### DOCUMENT TEXT
----------------------------------------

As will be described over the following pages, Larkin’s nursing career would be far from stereotypical. The early twentieth century in the US was defined by the arrival of European immigrants seeking new beginnings. Larkin, who was only a few years removed from her own emigration from Ireland, would work closely with these newcomers at the hospital in Ellis Island and in the local ethnic communities of New York City. Embracing the role of a public health nurse for the larger part of her career brought Larkin into touch with disadvantaged individuals and communities in the local and national spheres. During the First World War, she would expand her reach to a transnational dynamic, while serving with the American Red Cross (ARC) in Italy. ‘The modern public health nurse’ as described by Elizabeth Stringer in a 1914 article for the American Journal of Nursing ‘must be a sort of general practitioner, who enters into the whole life of her patient and her community as a guide, philosopher and friend.’ix The lives and careers of nurses like Larkin, who framed their career around this ethos, are still emerging in the historical record. The recent study by Michelle Hehman and Arlene Keeling, which offers important details about the nurses who worked at Ellis Island has opened an important window into the ‘enduring nature of … immigration, public health, and the role of nurses in society.’x Much more though has to be explored when broadening this conversation to a transnational scope. The role of Larkin and the at least 100 other ARC female volunteers who participated in the Italian theatre during the First World War is an experience that has still not been properly assessed. According to Daniela Rossini, the ‘women’s contribution to the ARC campaign in Italy was crucial, but much of the necessary historical research into it remains to be done.’xi This article intends to provide a glimpse into one such nurse whose time in Italy and overall nursing career has been overlooked.

----------------------------------------

### LISTED ENTRIES
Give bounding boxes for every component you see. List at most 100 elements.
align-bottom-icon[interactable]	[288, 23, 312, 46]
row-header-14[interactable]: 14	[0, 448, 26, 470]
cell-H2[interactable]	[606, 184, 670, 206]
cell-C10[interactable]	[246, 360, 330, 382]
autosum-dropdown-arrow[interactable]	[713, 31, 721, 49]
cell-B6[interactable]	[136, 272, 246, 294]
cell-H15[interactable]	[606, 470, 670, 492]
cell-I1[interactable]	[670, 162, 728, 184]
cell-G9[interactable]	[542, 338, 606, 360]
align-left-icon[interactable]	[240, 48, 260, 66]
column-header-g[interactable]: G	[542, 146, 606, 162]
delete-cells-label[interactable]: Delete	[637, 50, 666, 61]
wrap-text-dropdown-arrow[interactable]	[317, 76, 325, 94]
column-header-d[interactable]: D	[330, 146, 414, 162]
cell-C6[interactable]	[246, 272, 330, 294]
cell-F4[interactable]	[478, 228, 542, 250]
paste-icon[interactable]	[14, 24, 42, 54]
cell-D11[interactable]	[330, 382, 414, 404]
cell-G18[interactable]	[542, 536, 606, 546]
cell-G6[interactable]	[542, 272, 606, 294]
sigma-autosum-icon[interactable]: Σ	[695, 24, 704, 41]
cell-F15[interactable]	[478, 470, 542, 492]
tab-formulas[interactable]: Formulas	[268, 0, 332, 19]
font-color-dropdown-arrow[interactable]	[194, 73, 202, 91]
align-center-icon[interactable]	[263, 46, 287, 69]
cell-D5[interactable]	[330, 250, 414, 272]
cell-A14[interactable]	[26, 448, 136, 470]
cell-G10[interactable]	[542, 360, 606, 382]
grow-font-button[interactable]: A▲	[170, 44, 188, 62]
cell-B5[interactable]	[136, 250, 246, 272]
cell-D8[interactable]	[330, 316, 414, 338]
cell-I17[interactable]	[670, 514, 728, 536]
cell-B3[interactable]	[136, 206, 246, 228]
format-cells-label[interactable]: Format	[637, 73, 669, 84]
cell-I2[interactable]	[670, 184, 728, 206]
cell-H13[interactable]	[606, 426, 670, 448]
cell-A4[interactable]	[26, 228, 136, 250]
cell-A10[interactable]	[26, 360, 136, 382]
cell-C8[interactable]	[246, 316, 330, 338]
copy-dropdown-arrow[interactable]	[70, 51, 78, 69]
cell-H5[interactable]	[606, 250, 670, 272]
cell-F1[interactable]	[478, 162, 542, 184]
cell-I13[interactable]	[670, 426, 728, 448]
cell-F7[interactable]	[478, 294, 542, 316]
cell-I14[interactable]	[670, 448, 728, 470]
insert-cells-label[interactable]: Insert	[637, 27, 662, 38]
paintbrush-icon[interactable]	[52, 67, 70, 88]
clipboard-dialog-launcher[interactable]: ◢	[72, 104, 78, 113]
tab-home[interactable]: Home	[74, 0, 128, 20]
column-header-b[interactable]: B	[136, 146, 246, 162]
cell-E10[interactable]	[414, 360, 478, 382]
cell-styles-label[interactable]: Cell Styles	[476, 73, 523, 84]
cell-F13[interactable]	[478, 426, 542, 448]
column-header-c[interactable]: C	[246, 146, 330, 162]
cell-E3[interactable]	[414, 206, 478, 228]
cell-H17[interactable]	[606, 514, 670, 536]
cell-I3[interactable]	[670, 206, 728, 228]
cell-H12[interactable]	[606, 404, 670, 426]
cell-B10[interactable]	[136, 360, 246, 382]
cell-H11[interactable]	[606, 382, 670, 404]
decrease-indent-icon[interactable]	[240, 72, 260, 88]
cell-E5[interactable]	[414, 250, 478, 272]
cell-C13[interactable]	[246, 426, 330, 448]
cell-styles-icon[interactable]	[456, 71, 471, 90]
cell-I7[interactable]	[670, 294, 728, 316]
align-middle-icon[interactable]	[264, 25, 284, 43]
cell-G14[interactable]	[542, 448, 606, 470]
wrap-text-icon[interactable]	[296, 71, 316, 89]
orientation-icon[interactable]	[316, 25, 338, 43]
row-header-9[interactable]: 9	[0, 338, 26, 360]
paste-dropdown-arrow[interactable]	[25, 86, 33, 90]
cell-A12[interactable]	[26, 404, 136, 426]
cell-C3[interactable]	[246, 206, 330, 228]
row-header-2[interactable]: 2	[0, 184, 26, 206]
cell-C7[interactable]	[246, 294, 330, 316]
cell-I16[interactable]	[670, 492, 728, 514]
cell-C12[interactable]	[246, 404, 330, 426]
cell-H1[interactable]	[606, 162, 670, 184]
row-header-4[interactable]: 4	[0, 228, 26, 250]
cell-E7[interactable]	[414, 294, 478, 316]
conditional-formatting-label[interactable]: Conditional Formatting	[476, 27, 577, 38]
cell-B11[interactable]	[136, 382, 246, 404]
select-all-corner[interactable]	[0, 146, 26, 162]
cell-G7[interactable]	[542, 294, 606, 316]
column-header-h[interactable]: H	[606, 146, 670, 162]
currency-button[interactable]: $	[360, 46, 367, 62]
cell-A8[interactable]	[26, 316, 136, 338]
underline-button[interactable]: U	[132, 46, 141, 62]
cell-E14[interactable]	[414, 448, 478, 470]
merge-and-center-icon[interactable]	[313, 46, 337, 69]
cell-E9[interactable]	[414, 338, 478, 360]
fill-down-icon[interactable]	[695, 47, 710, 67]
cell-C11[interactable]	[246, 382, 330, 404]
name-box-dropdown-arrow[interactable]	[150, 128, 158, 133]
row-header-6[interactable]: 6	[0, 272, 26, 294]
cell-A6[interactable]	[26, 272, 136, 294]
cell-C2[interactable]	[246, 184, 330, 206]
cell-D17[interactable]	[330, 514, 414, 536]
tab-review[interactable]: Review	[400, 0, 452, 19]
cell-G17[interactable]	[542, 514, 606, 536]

----------------------------------------

### WORK TO COMPLETE
1. According to the text on Larkin's nursing career, in which country did Larkin serve with the American Red Cross during the First World War?
2. Summarize the text on Larkin's nursing career in two sentences.
The entries are separate material, unrelated to the text on Larkin's nursing career.

### SOLUTIONS IN ORDER
1. Italy.

2. Larkin, a recent emigrant from Ireland, worked with immigrants at the Ellis Island hospital and in New York City's ethnic communities, spent most of her career as a public health nurse, and served with the American Red Cross in Italy during the First World War. The article aims to offer a glimpse of her overlooked career, since the role of the ARC's female volunteers in Italy has still not been properly assessed.